_Data provided_

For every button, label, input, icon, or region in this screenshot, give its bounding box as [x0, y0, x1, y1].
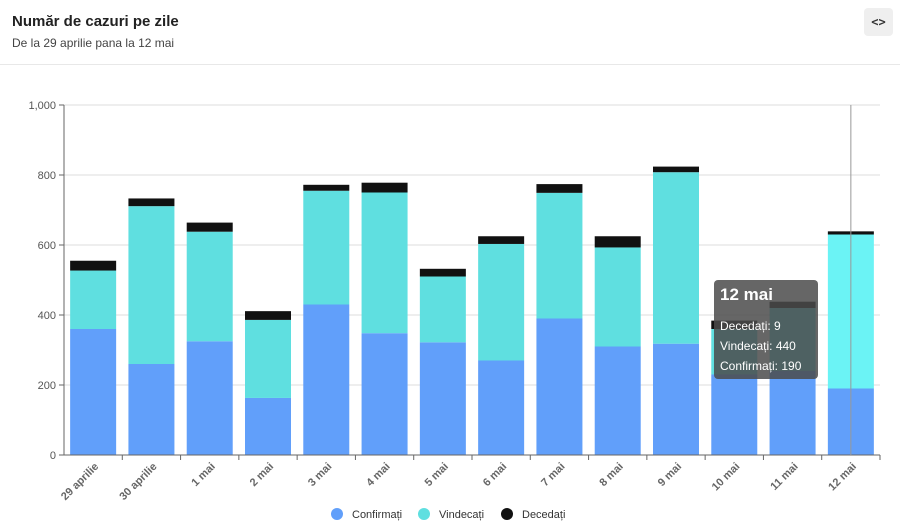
bar-segment-vindecati[interactable] — [361, 192, 408, 334]
bar-segment-vindecati[interactable] — [245, 319, 291, 398]
x-tick-label: 2 mai — [248, 461, 276, 489]
bar-segment-decedati[interactable] — [245, 311, 291, 320]
bar-segment-decedati[interactable] — [128, 198, 175, 207]
legend-item-confirmati[interactable]: Confirmați — [352, 509, 402, 521]
bar-segment-confirmati[interactable] — [70, 329, 117, 455]
bar-segment-vindecati[interactable] — [128, 206, 175, 364]
y-tick-label: 600 — [38, 240, 56, 252]
bar-segment-decedati[interactable] — [653, 166, 699, 173]
bar-segment-vindecati[interactable] — [70, 270, 117, 329]
bar-segment-decedati[interactable] — [536, 184, 583, 193]
x-tick-label: 29 aprilie — [59, 461, 101, 503]
chart-title: Număr de cazuri pe zile — [12, 13, 179, 30]
bar-segment-decedati[interactable] — [594, 236, 641, 248]
chart-subtitle: De la 29 aprilie pana la 12 mai — [12, 36, 175, 50]
legend-item-decedati-marker[interactable] — [501, 508, 513, 520]
x-tick-label: 10 mai — [710, 461, 743, 494]
bar-segment-decedati[interactable] — [70, 260, 117, 271]
x-tick-label: 9 mai — [656, 461, 684, 489]
bar-segment-vindecati[interactable] — [478, 243, 525, 361]
y-tick-label: 0 — [50, 450, 56, 462]
x-tick-label: 3 mai — [306, 461, 334, 489]
legend-item-vindecati-marker[interactable] — [418, 508, 430, 520]
tooltip-box — [714, 280, 818, 379]
x-tick-label: 8 mai — [597, 461, 625, 489]
tooltip-line: Confirmați: 190 — [720, 359, 802, 373]
bar-segment-confirmati[interactable] — [361, 333, 408, 455]
x-tick-label: 7 mai — [539, 461, 567, 489]
bar-segment-decedati[interactable] — [419, 268, 466, 277]
legend-item-vindecati[interactable]: Vindecați — [439, 509, 484, 521]
bar-segment-confirmati[interactable] — [186, 341, 233, 455]
bar-segment-decedati[interactable] — [361, 182, 408, 193]
bar-segment-vindecati[interactable] — [419, 276, 466, 343]
x-tick-label: 11 mai — [768, 461, 800, 493]
code-icon[interactable]: <> — [864, 8, 893, 36]
legend-item-confirmati-marker[interactable] — [331, 508, 343, 520]
bar-segment-vindecati[interactable] — [186, 231, 233, 342]
bar-segment-confirmati[interactable] — [245, 397, 291, 455]
stacked-bar-chart: 0 200 400 600 800 1,000 29 aprilie 30 aprilie 1 … — [28, 100, 881, 521]
y-tick-label: 200 — [38, 380, 56, 392]
tooltip-line: Vindecați: 440 — [720, 339, 796, 353]
bar-segment-vindecati[interactable] — [594, 247, 641, 347]
y-tick-label: 800 — [38, 170, 56, 182]
x-tick-label: 6 mai — [481, 461, 509, 489]
x-tick-label: 5 mai — [423, 461, 451, 489]
bar-segment-confirmati[interactable] — [478, 360, 525, 456]
bar-segment-confirmati[interactable] — [769, 371, 816, 455]
x-tick-label: 30 aprilie — [117, 461, 159, 503]
legend-item-decedati[interactable]: Decedați — [522, 509, 565, 521]
chart-header: Număr de cazuri pe zile De la 29 aprilie… — [0, 0, 900, 65]
y-tick-label: 400 — [38, 310, 56, 322]
y-tick-label: 1,000 — [28, 100, 56, 112]
bar-segment-decedati[interactable] — [478, 236, 525, 244]
bar-segment-vindecati[interactable] — [653, 172, 699, 344]
bar-segment-confirmati[interactable] — [653, 343, 699, 455]
bar-segment-confirmati[interactable] — [303, 304, 350, 456]
x-tick-label: 4 mai — [364, 461, 392, 489]
bar-segment-confirmati[interactable] — [536, 318, 583, 456]
bar-segment-decedati[interactable] — [186, 222, 233, 232]
tooltip-title: 12 mai — [720, 285, 773, 304]
x-tick-label: 1 mai — [189, 461, 217, 489]
bar-segment-confirmati[interactable] — [419, 342, 466, 455]
bar-segment-confirmati[interactable] — [128, 364, 175, 455]
bar-segment-decedati[interactable] — [303, 184, 350, 191]
bar-segment-confirmati[interactable] — [711, 374, 758, 456]
bar-segment-confirmati[interactable] — [594, 346, 641, 456]
bar-segment-vindecati[interactable] — [303, 190, 350, 305]
x-tick-label: 12 mai — [826, 461, 859, 494]
tooltip-line: Decedați: 9 — [720, 319, 781, 333]
bar-segment-vindecati[interactable] — [536, 192, 583, 319]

_Required task_
Update the items starting at the line that contains "bar-segment-vindecati[interactable] — [361, 192, 408, 334]" and ending after the line that contains "legend-item-confirmati[interactable]: Confirmați —". In each of those lines, change "interactable" to "clickable" and leave everything else as it is.

_Solution to the problem_
bar-segment-vindecati[clickable] — [361, 192, 408, 334]
bar-segment-vindecati[clickable] — [245, 319, 291, 398]
x-tick-label: 2 mai — [248, 461, 276, 489]
bar-segment-decedati[clickable] — [245, 311, 291, 320]
bar-segment-decedati[clickable] — [128, 198, 175, 207]
legend-item-confirmati[clickable]: Confirmați — [352, 509, 402, 521]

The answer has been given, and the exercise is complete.